Collection entries
┌────────
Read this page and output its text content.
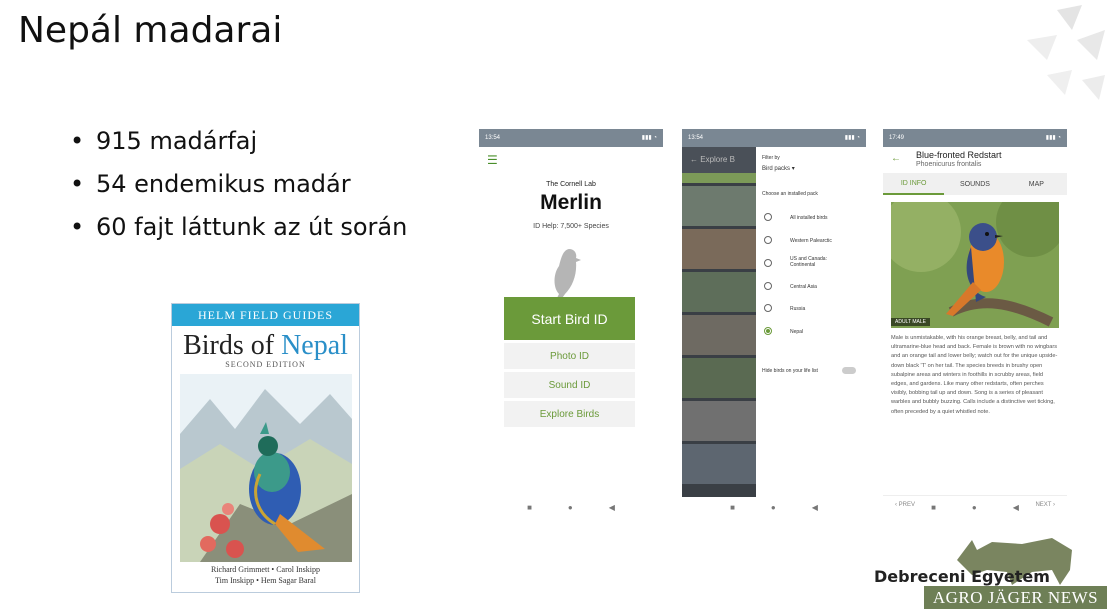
Nepál madarai
• 915 madárfaj
• 54 endemikus madár
• 60 fajt láttunk az út során
HELM FIELD GUIDES
Birds of Nepal
SECOND EDITION
Richard Grimmett • Carol Inskipp
Tim Inskipp • Hem Sagar Baral
13:54	▮▮▮ ◔
☰
The Cornell Lab
Merlin
ID Help: 7,500+ Species
Start Bird ID
Photo ID
Sound ID
Explore Birds
■	●	◀
13:54	▮▮▮ ◔
← Explore B	Filter by
Bird packs ▾
Choose an installed pack
All installed birds
Western Palearctic
US and Canada: Continental
Central Asia
Russia
Nepal
Hide birds on your life list
■	●	◀
17:49	▮▮▮ ◔
← Blue-fronted Redstart
Phoenicurus frontalis
ID INFO	SOUNDS	MAP
ADULT MALE
Male is unmistakable, with his orange breast, belly, and tail and ultramarine-blue head and back. Female is brown with no wingbars and an orange tail and lower belly; watch out for the unique upside-down black 'T' on her tail. The species breeds in brushy open subalpine areas and winters in foothills in scrubby areas, field edges, and gardens. Like many other redstarts, often perches visibly, bobbing tail up and down. Song is a series of pleasant warbles and bubbly buzzing. Calls include a distinctive wet ticking, often preceded by a quiet whistled note.
‹ PREV	NEXT ›
■	●	◀
Debreceni Egyetem
AGRO JÄGER NEWS
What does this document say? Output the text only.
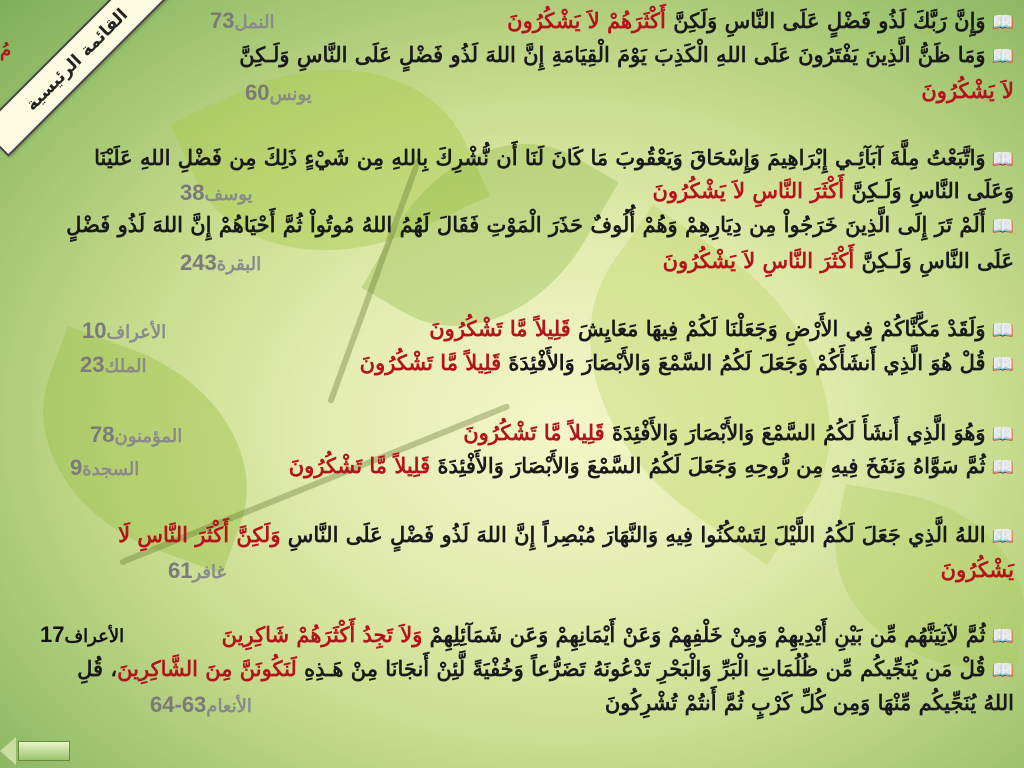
مُ القائمة الرئيسية	📖وَإِنَّ رَبَّكَ لَذُو فَضْلٍ عَلَى النَّاسِ وَلَكِنَّ أَكْثَرَهُمْ لاَ يَشْكُرُونَ
النمل73
📖وَمَا ظَنُّ الَّذِينَ يَفْتَرُونَ عَلَى اللهِ الْكَذِبَ يَوْمَ الْقِيَامَةِ إِنَّ اللهَ لَذُو فَضْلٍ عَلَى النَّاسِ وَلَـكِنَّ
لاَ يَشْكُرُونَ
يونس60
📖وَاتَّبَعْتُ مِلَّةَ آبَآئِـي إِبْرَاهِيمَ وَإِسْحَاقَ وَيَعْقُوبَ مَا كَانَ لَنَا أَن نُّشْرِكَ بِاللهِ مِن شَيْءٍ ذَلِكَ مِن فَضْلِ اللهِ عَلَيْنَا
وَعَلَى النَّاسِ وَلَـكِنَّ أَكْثَرَ النَّاسِ لاَ يَشْكُرُونَ
يوسف38
📖أَلَمْ تَرَ إِلَى الَّذِينَ خَرَجُواْ مِن دِيَارِهِمْ وَهُمْ أُلُوفٌ حَذَرَ الْمَوْتِ فَقَالَ لَهُمُ اللهُ مُوتُواْ ثُمَّ أَحْيَاهُمْ إِنَّ اللهَ لَذُو فَضْلٍ
عَلَى النَّاسِ وَلَـكِنَّ أَكْثَرَ النَّاسِ لاَ يَشْكُرُونَ
البقرة243
📖وَلَقَدْ مَكَّنَّاكُمْ فِي الأَرْضِ وَجَعَلْنَا لَكُمْ فِيهَا مَعَايِشَ قَلِيلاً مَّا تَشْكُرُونَ
الأعراف10
📖قُلْ هُوَ الَّذِي أَنشَأَكُمْ وَجَعَلَ لَكُمُ السَّمْعَ وَالأَبْصَارَ وَالأَفْئِدَةَ قَلِيلاً مَّا تَشْكُرُونَ
الملك23
📖وَهُوَ الَّذِي أَنشَأَ لَكُمُ السَّمْعَ وَالأَبْصَارَ وَالأَفْئِدَةَ قَلِيلاً مَّا تَشْكُرُونَ
المؤمنون78
📖ثُمَّ سَوَّاهُ وَنَفَخَ فِيهِ مِن رُّوحِهِ وَجَعَلَ لَكُمُ السَّمْعَ وَالأَبْصَارَ وَالأَفْئِدَةَ قَلِيلاً مَّا تَشْكُرُونَ
السجدة9
📖اللهُ الَّذِي جَعَلَ لَكُمُ اللَّيْلَ لِتَسْكُنُوا فِيهِ وَالنَّهَارَ مُبْصِراً إِنَّ اللهَ لَذُو فَضْلٍ عَلَى النَّاسِ وَلَكِنَّ أَكْثَرَ النَّاسِ لَا
يَشْكُرُونَ
غافر61
📖ثُمَّ لآتِيَنَّهُم مِّن بَيْنِ أَيْدِيهِمْ وَمِنْ خَلْفِهِمْ وَعَنْ أَيْمَانِهِمْ وَعَن شَمَآئِلِهِمْ وَلاَ تَجِدُ أَكْثَرَهُمْ شَاكِرِينَ
الأعراف17
📖قُلْ مَن يُنَجِّيكُم مِّن ظُلُمَاتِ الْبَرِّ وَالْبَحْرِ تَدْعُونَهُ تَضَرُّعاً وَخُفْيَةً لَّئِنْ أَنجَانَا مِنْ هَـذِهِ لَنَكُونَنَّ مِنَ الشَّاكِرِينَ، قُلِ
اللهُ يُنَجِّيكُم مِّنْهَا وَمِن كُلِّ كَرْبٍ ثُمَّ أَنتُمْ تُشْرِكُونَ
الأنعام63-64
└────────
OBJECTIVE:
Exclude the pictures. Write out the remaining data exactly.

PROBLEM SOLUTION:
Read this page and output its text content.
Nepál madarai
• 915 madárfaj
• 54 endemikus madár
• 60 fajt láttunk az út során
HELM FIELD GUIDES
Birds of Nepal
SECOND EDITION
Richard Grimmett • Carol Inskipp
Tim Inskipp • Hem Sagar Baral
13:54	▮▮▮ ◔
☰
The Cornell Lab
Merlin
ID Help: 7,500+ Species
Start Bird ID
Photo ID
Sound ID
Explore Birds
■	●	◀
13:54	▮▮▮ ◔
← Explore B	Filter by
Bird packs ▾
Choose an installed pack
All installed birds
Western Palearctic
US and Canada: Continental
Central Asia
Russia
Nepal
Hide birds on your life list
■	●	◀
17:49	▮▮▮ ◔
← Blue-fronted Redstart
Phoenicurus frontalis
ID INFO	SOUNDS	MAP
ADULT MALE
Male is unmistakable, with his orange breast, belly, and tail and ultramarine-blue head and back. Female is brown with no wingbars and an orange tail and lower belly; watch out for the unique upside-down black 'T' on her tail. The species breeds in brushy open subalpine areas and winters in foothills in scrubby areas, field edges, and gardens. Like many other redstarts, often perches visibly, bobbing tail up and down. Song is a series of pleasant warbles and bubbly buzzing. Calls include a distinctive wet ticking, often preceded by a quiet whistled note.
‹ PREV	NEXT ›
■	●	◀
Debreceni Egyetem
AGRO JÄGER NEWS
What does this document say? Output the text only.
مُ القائمة الرئيسية	📖وَإِنَّ رَبَّكَ لَذُو فَضْلٍ عَلَى النَّاسِ وَلَكِنَّ أَكْثَرَهُمْ لاَ يَشْكُرُونَ
النمل73
📖وَمَا ظَنُّ الَّذِينَ يَفْتَرُونَ عَلَى اللهِ الْكَذِبَ يَوْمَ الْقِيَامَةِ إِنَّ اللهَ لَذُو فَضْلٍ عَلَى النَّاسِ وَلَـكِنَّ
لاَ يَشْكُرُونَ
يونس60
📖وَاتَّبَعْتُ مِلَّةَ آبَآئِـي إِبْرَاهِيمَ وَإِسْحَاقَ وَيَعْقُوبَ مَا كَانَ لَنَا أَن نُّشْرِكَ بِاللهِ مِن شَيْءٍ ذَلِكَ مِن فَضْلِ اللهِ عَلَيْنَا
وَعَلَى النَّاسِ وَلَـكِنَّ أَكْثَرَ النَّاسِ لاَ يَشْكُرُونَ
يوسف38
📖أَلَمْ تَرَ إِلَى الَّذِينَ خَرَجُواْ مِن دِيَارِهِمْ وَهُمْ أُلُوفٌ حَذَرَ الْمَوْتِ فَقَالَ لَهُمُ اللهُ مُوتُواْ ثُمَّ أَحْيَاهُمْ إِنَّ اللهَ لَذُو فَضْلٍ
عَلَى النَّاسِ وَلَـكِنَّ أَكْثَرَ النَّاسِ لاَ يَشْكُرُونَ
البقرة243
📖وَلَقَدْ مَكَّنَّاكُمْ فِي الأَرْضِ وَجَعَلْنَا لَكُمْ فِيهَا مَعَايِشَ قَلِيلاً مَّا تَشْكُرُونَ
الأعراف10
📖قُلْ هُوَ الَّذِي أَنشَأَكُمْ وَجَعَلَ لَكُمُ السَّمْعَ وَالأَبْصَارَ وَالأَفْئِدَةَ قَلِيلاً مَّا تَشْكُرُونَ
الملك23
📖وَهُوَ الَّذِي أَنشَأَ لَكُمُ السَّمْعَ وَالأَبْصَارَ وَالأَفْئِدَةَ قَلِيلاً مَّا تَشْكُرُونَ
المؤمنون78
📖ثُمَّ سَوَّاهُ وَنَفَخَ فِيهِ مِن رُّوحِهِ وَجَعَلَ لَكُمُ السَّمْعَ وَالأَبْصَارَ وَالأَفْئِدَةَ قَلِيلاً مَّا تَشْكُرُونَ
السجدة9
📖اللهُ الَّذِي جَعَلَ لَكُمُ اللَّيْلَ لِتَسْكُنُوا فِيهِ وَالنَّهَارَ مُبْصِراً إِنَّ اللهَ لَذُو فَضْلٍ عَلَى النَّاسِ وَلَكِنَّ أَكْثَرَ النَّاسِ لَا
يَشْكُرُونَ
غافر61
📖ثُمَّ لآتِيَنَّهُم مِّن بَيْنِ أَيْدِيهِمْ وَمِنْ خَلْفِهِمْ وَعَنْ أَيْمَانِهِمْ وَعَن شَمَآئِلِهِمْ وَلاَ تَجِدُ أَكْثَرَهُمْ شَاكِرِينَ
الأعراف17
📖قُلْ مَن يُنَجِّيكُم مِّن ظُلُمَاتِ الْبَرِّ وَالْبَحْرِ تَدْعُونَهُ تَضَرُّعاً وَخُفْيَةً لَّئِنْ أَنجَانَا مِنْ هَـذِهِ لَنَكُونَنَّ مِنَ الشَّاكِرِينَ، قُلِ
اللهُ يُنَجِّيكُم مِّنْهَا وَمِن كُلِّ كَرْبٍ ثُمَّ أَنتُمْ تُشْرِكُونَ
الأنعام63-64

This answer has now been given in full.